■ **Given records**:
# # # #

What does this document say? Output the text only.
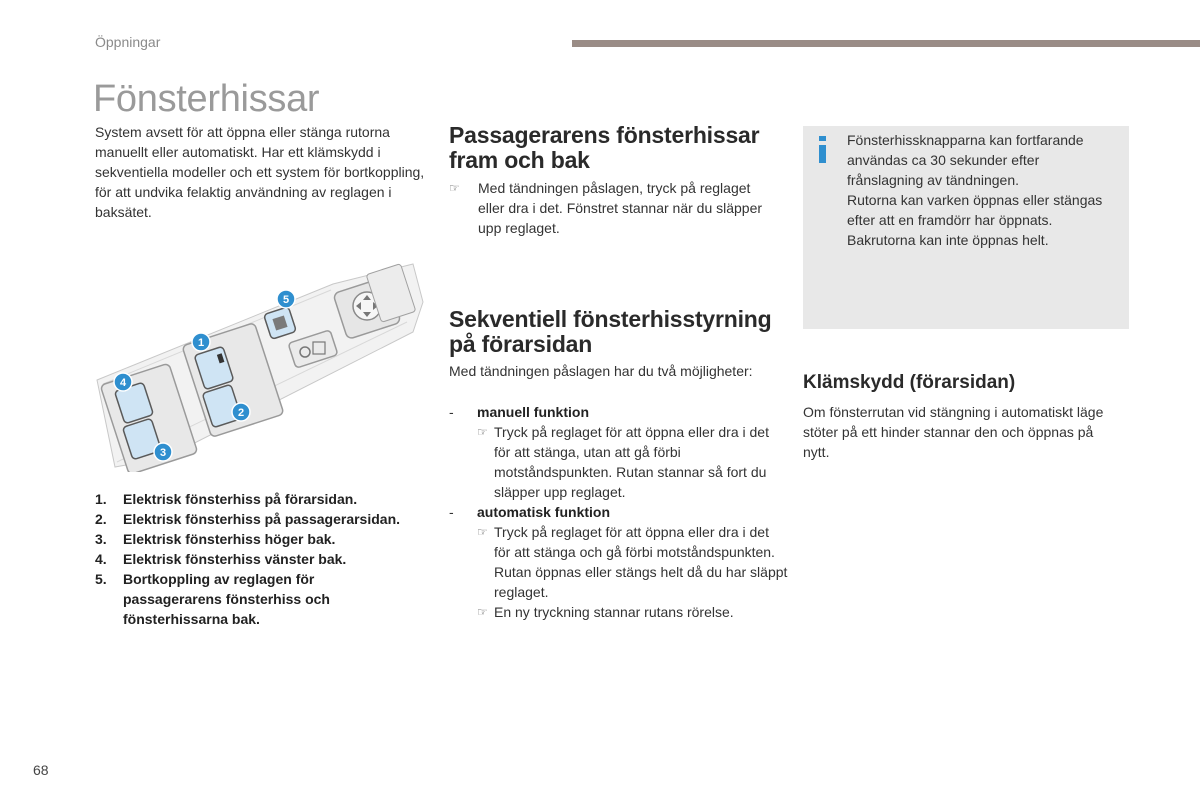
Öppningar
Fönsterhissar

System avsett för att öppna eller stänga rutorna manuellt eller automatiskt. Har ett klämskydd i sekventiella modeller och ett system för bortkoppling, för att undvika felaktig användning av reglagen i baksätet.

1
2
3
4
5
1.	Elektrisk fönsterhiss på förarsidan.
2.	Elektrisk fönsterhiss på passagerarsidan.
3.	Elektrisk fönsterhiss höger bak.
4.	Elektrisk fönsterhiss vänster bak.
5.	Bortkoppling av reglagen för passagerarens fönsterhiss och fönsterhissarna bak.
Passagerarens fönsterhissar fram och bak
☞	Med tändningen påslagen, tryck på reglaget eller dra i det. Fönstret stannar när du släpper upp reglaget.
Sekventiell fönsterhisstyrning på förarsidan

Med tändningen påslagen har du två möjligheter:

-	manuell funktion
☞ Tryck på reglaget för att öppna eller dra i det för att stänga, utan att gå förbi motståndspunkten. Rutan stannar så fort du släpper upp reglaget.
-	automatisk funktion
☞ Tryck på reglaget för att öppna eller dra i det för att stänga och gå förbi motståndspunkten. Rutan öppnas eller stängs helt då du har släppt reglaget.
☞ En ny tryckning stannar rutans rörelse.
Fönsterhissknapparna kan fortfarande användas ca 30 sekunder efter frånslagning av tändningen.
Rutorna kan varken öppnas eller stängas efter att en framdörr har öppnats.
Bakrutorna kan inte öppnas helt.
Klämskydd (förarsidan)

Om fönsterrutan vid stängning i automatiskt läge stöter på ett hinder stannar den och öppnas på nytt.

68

# # # #

■ **Description of the task**: Your copy should repeat each entry above exactly but contain no pictures.

■ **Task response**:
What does this document say? Output the text only.
Öppningar
Fönsterhissar

System avsett för att öppna eller stänga rutorna manuellt eller automatiskt. Har ett klämskydd i sekventiella modeller och ett system för bortkoppling, för att undvika felaktig användning av reglagen i baksätet.

1
2
3
4
5
1.	Elektrisk fönsterhiss på förarsidan.
2.	Elektrisk fönsterhiss på passagerarsidan.
3.	Elektrisk fönsterhiss höger bak.
4.	Elektrisk fönsterhiss vänster bak.
5.	Bortkoppling av reglagen för passagerarens fönsterhiss och fönsterhissarna bak.
Passagerarens fönsterhissar fram och bak
☞	Med tändningen påslagen, tryck på reglaget eller dra i det. Fönstret stannar när du släpper upp reglaget.
Sekventiell fönsterhisstyrning på förarsidan

Med tändningen påslagen har du två möjligheter:

-	manuell funktion
☞ Tryck på reglaget för att öppna eller dra i det för att stänga, utan att gå förbi motståndspunkten. Rutan stannar så fort du släpper upp reglaget.
-	automatisk funktion
☞ Tryck på reglaget för att öppna eller dra i det för att stänga och gå förbi motståndspunkten. Rutan öppnas eller stängs helt då du har släppt reglaget.
☞ En ny tryckning stannar rutans rörelse.
Fönsterhissknapparna kan fortfarande användas ca 30 sekunder efter frånslagning av tändningen.
Rutorna kan varken öppnas eller stängas efter att en framdörr har öppnats.
Bakrutorna kan inte öppnas helt.
Klämskydd (förarsidan)

Om fönsterrutan vid stängning i automatiskt läge stöter på ett hinder stannar den och öppnas på nytt.

68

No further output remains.